Stored records

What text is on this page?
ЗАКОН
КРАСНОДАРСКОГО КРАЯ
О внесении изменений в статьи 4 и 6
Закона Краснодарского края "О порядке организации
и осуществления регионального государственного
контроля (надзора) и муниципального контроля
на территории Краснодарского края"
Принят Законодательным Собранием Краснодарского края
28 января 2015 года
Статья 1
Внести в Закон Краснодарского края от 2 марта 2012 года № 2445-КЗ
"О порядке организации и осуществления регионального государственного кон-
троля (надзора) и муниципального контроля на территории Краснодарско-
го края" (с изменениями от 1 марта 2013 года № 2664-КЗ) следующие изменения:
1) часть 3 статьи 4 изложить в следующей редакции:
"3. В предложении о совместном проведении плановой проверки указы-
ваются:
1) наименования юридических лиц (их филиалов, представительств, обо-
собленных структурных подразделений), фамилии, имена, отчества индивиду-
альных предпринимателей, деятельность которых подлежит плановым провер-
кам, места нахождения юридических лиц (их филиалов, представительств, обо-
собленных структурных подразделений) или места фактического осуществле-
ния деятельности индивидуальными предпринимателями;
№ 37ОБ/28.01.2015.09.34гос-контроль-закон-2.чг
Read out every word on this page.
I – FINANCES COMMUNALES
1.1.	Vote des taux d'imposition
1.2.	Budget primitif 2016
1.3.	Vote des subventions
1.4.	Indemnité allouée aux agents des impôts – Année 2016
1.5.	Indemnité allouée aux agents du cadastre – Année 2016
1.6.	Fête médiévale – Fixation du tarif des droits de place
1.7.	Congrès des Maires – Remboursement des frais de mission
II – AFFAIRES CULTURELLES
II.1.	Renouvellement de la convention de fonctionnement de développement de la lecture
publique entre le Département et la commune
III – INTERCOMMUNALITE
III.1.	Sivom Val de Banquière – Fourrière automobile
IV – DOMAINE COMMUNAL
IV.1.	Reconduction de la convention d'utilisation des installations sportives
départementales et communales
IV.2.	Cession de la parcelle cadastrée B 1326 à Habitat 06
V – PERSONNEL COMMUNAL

### TO DO
Write out the data exactly as it stands.

### ANSWER FOR THE TASK
What text is on this page?
ЗАКОН
КРАСНОДАРСКОГО КРАЯ
О внесении изменений в статьи 4 и 6
Закона Краснодарского края "О порядке организации
и осуществления регионального государственного
контроля (надзора) и муниципального контроля
на территории Краснодарского края"
Принят Законодательным Собранием Краснодарского края
28 января 2015 года
Статья 1
Внести в Закон Краснодарского края от 2 марта 2012 года № 2445-КЗ
"О порядке организации и осуществления регионального государственного кон-
троля (надзора) и муниципального контроля на территории Краснодарско-
го края" (с изменениями от 1 марта 2013 года № 2664-КЗ) следующие изменения:
1) часть 3 статьи 4 изложить в следующей редакции:
"3. В предложении о совместном проведении плановой проверки указы-
ваются:
1) наименования юридических лиц (их филиалов, представительств, обо-
собленных структурных подразделений), фамилии, имена, отчества индивиду-
альных предпринимателей, деятельность которых подлежит плановым провер-
кам, места нахождения юридических лиц (их филиалов, представительств, обо-
собленных структурных подразделений) или места фактического осуществле-
ния деятельности индивидуальными предпринимателями;
№ 37ОБ/28.01.2015.09.34гос-контроль-закон-2.чг
Read out every word on this page.
I – FINANCES COMMUNALES
1.1.	Vote des taux d'imposition
1.2.	Budget primitif 2016
1.3.	Vote des subventions
1.4.	Indemnité allouée aux agents des impôts – Année 2016
1.5.	Indemnité allouée aux agents du cadastre – Année 2016
1.6.	Fête médiévale – Fixation du tarif des droits de place
1.7.	Congrès des Maires – Remboursement des frais de mission
II – AFFAIRES CULTURELLES
II.1.	Renouvellement de la convention de fonctionnement de développement de la lecture
publique entre le Département et la commune
III – INTERCOMMUNALITE
III.1.	Sivom Val de Banquière – Fourrière automobile
IV – DOMAINE COMMUNAL
IV.1.	Reconduction de la convention d'utilisation des installations sportives
départementales et communales
IV.2.	Cession de la parcelle cadastrée B 1326 à Habitat 06
V – PERSONNEL COMMUNAL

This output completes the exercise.